Records from a collection

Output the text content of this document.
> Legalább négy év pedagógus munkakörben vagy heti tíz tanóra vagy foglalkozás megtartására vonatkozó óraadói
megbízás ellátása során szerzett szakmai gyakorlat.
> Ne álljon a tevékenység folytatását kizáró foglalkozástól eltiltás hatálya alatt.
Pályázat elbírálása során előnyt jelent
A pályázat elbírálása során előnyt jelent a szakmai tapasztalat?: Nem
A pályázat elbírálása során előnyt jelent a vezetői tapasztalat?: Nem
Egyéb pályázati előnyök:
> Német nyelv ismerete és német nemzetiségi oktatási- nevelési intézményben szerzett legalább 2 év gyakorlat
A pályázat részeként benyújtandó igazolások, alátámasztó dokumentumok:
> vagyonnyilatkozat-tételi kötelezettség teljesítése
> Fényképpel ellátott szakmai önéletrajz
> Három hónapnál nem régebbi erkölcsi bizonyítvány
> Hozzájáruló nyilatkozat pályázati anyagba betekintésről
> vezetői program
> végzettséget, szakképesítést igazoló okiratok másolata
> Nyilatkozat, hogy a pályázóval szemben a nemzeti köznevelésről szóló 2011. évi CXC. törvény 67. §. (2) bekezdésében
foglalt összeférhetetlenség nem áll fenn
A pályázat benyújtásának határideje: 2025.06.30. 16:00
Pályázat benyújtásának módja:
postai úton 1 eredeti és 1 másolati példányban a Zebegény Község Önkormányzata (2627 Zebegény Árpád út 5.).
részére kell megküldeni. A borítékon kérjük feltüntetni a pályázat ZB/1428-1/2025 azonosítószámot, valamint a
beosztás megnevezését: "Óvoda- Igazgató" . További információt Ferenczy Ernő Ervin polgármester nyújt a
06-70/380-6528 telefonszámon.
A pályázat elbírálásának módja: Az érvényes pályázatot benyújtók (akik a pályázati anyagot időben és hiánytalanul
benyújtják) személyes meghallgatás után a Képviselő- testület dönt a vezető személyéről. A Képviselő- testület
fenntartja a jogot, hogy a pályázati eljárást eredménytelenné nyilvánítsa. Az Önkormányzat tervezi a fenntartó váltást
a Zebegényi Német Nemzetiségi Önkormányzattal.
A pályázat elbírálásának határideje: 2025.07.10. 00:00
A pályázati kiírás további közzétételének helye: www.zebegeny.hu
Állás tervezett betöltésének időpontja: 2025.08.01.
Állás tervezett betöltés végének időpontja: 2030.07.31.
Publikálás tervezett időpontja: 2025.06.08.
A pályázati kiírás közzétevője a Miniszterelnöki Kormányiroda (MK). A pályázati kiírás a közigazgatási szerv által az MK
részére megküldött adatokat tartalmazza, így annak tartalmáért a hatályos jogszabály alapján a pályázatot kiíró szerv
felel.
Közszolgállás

§ **TASK DIRECTIONS**
State how many lines of the listing include the word "jelent". Reply with the number alone.

§ **ANSWER TO THIS PROBLEM**
3